▶ _Selected text_
* Begin *

Core Utilities and the Unix Data Model

4. Core Utilities and the Unix Data Model#

At the heart of Unix philosophy lies a simple but powerful idea: everything is text. And if everything is text, you need powerful text processing tools. This chapter introduces you to the command-line utilities that make Unix systems so effective for data manipulation, analysis, and transformation.

How to Use This Chapter

Read the concepts — Understand why each tool exists
Run the examples — Type them yourself, don’t copy-paste
Modify the examples — Change patterns, try different data
Do the lab — Apply everything to real problems
Experiment — Build your own pipelines

This chapter is hands-on. You learn by doing.

A Quick Test

Before starting, you should be comfortable with:

# Navigate and list files
$ cd ~/projects
$ ls -la

# View file contents
$ cat file.txt
$ head file.txt

# Change permissions
$ chmod 755 script.sh

# Redirect output
$ command > output.txt

If any of these are unfamiliar, review Chapters 1-3 first.

Learning Outcomes

By the end of this chapter, you will be able to:

✓ Explain the Unix philosophy of “everything is text”

* End *

▶ _Objective 1_
In the Unix utilities chapter, rewrite the paragraph that begins "At the heart of Unix philosophy" as a short bulleted list that keeps its main facts.
▶ _Objective 2_
Answer these questions from the Unix utilities chapter, one short line each:
(a) How should readers enter the examples?
(b) What permission value does the chmod example apply to script.sh?
(c) Which chapters should readers review if the listed commands are unfamiliar?
▶ _Objective 3_
Carry on the Unix utilities chapter, starting after its last line.

▶ _Data shown_
* Begin *

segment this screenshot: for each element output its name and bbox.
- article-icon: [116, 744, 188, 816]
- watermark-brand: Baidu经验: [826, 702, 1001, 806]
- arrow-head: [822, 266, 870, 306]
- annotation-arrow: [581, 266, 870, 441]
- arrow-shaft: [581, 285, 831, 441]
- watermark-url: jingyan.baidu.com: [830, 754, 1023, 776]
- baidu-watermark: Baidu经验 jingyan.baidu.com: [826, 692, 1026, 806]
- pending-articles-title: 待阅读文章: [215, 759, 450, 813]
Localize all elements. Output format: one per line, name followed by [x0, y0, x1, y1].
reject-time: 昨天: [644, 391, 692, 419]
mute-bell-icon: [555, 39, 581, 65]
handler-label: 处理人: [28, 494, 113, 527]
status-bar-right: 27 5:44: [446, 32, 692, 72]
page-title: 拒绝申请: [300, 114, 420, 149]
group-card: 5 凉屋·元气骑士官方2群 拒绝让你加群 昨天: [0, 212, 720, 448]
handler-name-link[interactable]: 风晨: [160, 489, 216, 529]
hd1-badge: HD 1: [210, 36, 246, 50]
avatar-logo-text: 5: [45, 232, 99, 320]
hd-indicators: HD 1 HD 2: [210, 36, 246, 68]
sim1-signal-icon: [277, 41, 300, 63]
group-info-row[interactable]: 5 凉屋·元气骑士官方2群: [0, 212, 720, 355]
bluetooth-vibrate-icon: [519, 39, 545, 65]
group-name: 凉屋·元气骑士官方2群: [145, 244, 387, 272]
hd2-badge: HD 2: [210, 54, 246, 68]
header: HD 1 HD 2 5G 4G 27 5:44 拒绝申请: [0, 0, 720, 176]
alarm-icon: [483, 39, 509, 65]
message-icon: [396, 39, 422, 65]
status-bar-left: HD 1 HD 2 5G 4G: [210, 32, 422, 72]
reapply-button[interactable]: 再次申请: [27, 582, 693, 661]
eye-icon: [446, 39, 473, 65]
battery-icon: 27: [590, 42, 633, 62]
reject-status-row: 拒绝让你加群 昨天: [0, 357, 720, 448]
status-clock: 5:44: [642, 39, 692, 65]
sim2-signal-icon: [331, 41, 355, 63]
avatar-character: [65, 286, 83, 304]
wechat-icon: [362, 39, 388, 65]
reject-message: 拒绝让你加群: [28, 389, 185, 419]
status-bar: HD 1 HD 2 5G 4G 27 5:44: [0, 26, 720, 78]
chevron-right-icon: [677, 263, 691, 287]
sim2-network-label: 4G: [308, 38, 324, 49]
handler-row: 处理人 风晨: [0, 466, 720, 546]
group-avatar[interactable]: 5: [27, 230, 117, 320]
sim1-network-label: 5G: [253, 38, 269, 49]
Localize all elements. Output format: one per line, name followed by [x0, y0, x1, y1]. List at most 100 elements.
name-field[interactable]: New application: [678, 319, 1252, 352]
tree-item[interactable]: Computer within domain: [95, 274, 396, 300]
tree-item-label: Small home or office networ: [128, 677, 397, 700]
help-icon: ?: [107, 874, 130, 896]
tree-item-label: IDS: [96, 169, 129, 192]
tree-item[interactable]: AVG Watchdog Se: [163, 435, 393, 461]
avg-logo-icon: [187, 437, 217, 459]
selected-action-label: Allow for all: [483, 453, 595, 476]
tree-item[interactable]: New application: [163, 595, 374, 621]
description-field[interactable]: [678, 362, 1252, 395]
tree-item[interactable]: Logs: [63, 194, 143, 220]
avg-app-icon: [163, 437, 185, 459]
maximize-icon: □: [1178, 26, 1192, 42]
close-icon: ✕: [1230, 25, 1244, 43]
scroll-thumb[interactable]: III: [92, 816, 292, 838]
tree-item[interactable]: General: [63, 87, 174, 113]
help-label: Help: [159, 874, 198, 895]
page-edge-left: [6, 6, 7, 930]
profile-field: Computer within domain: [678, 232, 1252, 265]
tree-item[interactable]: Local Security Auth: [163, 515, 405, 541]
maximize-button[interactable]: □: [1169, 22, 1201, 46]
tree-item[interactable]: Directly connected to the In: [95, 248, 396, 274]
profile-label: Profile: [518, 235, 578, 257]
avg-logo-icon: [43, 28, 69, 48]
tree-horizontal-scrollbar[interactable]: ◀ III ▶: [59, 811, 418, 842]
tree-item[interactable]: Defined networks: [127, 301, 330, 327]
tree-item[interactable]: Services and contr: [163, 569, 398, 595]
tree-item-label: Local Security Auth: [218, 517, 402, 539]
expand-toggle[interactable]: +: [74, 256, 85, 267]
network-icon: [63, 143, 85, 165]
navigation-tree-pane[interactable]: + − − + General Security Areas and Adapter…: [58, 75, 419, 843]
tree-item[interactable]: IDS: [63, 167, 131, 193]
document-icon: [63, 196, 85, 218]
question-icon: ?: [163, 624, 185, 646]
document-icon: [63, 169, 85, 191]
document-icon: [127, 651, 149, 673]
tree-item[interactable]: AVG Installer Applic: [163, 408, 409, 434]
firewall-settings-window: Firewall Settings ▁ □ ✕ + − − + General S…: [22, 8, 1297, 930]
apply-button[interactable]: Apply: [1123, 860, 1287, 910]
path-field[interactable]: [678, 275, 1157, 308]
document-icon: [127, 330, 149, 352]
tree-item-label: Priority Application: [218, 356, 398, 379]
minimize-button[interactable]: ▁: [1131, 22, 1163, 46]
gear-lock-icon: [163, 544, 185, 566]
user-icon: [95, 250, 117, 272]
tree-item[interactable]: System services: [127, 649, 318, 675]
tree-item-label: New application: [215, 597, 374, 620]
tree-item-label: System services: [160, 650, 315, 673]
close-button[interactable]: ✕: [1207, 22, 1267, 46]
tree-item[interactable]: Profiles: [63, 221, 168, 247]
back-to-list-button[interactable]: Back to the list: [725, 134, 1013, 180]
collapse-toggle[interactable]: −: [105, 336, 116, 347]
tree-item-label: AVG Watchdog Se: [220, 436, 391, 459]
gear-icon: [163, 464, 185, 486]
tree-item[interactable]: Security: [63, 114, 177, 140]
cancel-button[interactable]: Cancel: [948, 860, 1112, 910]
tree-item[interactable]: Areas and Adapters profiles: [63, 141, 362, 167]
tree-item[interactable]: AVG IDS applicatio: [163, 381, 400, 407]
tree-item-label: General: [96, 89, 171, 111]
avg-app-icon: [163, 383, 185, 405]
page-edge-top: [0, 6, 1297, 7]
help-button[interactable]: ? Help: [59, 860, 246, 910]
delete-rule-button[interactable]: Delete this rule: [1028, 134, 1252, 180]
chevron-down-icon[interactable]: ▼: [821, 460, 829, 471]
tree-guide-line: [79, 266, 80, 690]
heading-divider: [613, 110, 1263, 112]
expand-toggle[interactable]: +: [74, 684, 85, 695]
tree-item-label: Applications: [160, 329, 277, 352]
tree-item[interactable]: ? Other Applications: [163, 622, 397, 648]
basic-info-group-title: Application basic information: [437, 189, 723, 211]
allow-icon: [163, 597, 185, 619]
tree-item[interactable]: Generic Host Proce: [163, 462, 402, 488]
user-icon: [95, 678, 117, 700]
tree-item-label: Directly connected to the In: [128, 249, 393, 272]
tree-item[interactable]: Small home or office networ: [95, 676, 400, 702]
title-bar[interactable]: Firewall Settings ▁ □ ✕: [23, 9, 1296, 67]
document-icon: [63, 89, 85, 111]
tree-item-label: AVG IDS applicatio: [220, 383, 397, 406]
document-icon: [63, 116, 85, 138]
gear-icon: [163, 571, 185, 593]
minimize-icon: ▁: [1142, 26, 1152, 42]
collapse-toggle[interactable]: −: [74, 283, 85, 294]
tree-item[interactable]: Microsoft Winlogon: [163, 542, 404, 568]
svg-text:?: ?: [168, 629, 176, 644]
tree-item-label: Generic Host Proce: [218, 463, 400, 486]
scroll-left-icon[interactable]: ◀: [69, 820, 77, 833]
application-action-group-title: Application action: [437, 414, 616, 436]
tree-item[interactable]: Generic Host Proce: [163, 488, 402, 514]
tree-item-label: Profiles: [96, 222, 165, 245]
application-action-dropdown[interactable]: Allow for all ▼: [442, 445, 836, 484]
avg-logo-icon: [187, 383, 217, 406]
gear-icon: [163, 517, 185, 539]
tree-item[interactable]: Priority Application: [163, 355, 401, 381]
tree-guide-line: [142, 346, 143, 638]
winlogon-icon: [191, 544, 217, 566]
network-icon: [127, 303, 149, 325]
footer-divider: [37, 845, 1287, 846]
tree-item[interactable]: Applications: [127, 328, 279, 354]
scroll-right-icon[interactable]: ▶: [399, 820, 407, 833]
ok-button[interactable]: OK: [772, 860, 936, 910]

* End *

▶ _Right answer 1_
- Unix philosophy rests on the idea that everything is text.
- Because everything is text, powerful text processing tools are needed.
- The chapter introduces command-line utilities that make Unix effective for manipulating, analyzing and transforming data.

▶ _Right answer 2_
(a) Type them by hand instead of copying and pasting.
(b) 755
(c) Chapters 1-3

▶ _Right answer 3_
✓ Understand and use standard input/output/error streams
✓ View and inspect file contents with appropriate tools
✓ Search files using grep and regular expressions
✓ Transform and manipulate text data with sed and awk
✓ Build data processing pipelines using pipes and redirection
✓ Combine multiple tools to solve real data analysis tasks
✓ Debug command pipelines and troubleshoot data processing
✓ Analyze real-world logs and structured data
✓ Write efficient one-liners for complex tasks

Progression Strategy

0402 establishes the philosophy: everything flows as text through pipes.

0403 gives you tools to see what’s in files.

0404 teaches you to find the data you need.

0405 shows you how to shape and transform it.

0406 brings it all together: building efficient pipelines.

0407 applies everything to real scenarios.

Each section builds on the previous. Don’t skip around.

Chapter Map

Section	Topic	Key Skills
0402	Everything Is A File	stdin/stdout/stderr, text philosophy, pipes
0403	Viewing & Inspecting Data	cat, head, tail, less, file, wc, hexdump
0404	Searching, Filtering, Parsing	grep, regular expressions, find
0405	Data Transformation Tools	sed, awk, cut, tr, sort, uniq
0406	Pipes & Redirection	>, >>, <, \|, combining, debugging
0407	Lab: Text Pipeline Analysis	Hands-on exercises, real data analysis

What You'll Need

Prerequisites:

Familiarity with basic shell commands (Chapter 1)
Understanding of file system navigation (Chapter 2)
Knowledge of permissions and user contexts (Chapter 3)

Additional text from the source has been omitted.